### [What the task asks]
Reproduce the data that follows in its entirety, character for character.

### [Given records]
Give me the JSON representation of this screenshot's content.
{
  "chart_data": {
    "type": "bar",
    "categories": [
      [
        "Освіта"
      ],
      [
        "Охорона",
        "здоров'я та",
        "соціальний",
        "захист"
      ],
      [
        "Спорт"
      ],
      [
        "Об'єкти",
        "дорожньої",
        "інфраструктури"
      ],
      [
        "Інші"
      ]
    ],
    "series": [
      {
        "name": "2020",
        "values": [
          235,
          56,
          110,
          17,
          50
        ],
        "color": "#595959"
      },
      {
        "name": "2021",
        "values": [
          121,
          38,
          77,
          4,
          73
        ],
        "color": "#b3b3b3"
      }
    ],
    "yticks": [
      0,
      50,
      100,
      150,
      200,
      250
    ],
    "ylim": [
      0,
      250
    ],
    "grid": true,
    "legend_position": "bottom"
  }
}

### [Output]
Give me the JSON representation of this screenshot's content.
{
  "chart_data": {
    "type": "bar",
    "categories": [
      [
        "Освіта"
      ],
      [
        "Охорона",
        "здоров'я та",
        "соціальний",
        "захист"
      ],
      [
        "Спорт"
      ],
      [
        "Об'єкти",
        "дорожньої",
        "інфраструктури"
      ],
      [
        "Інші"
      ]
    ],
    "series": [
      {
        "name": "2020",
        "values": [
          235,
          56,
          110,
          17,
          50
        ],
        "color": "#595959"
      },
      {
        "name": "2021",
        "values": [
          121,
          38,
          77,
          4,
          73
        ],
        "color": "#b3b3b3"
      }
    ],
    "yticks": [
      0,
      50,
      100,
      150,
      200,
      250
    ],
    "ylim": [
      0,
      250
    ],
    "grid": true,
    "legend_position": "bottom"
  }
}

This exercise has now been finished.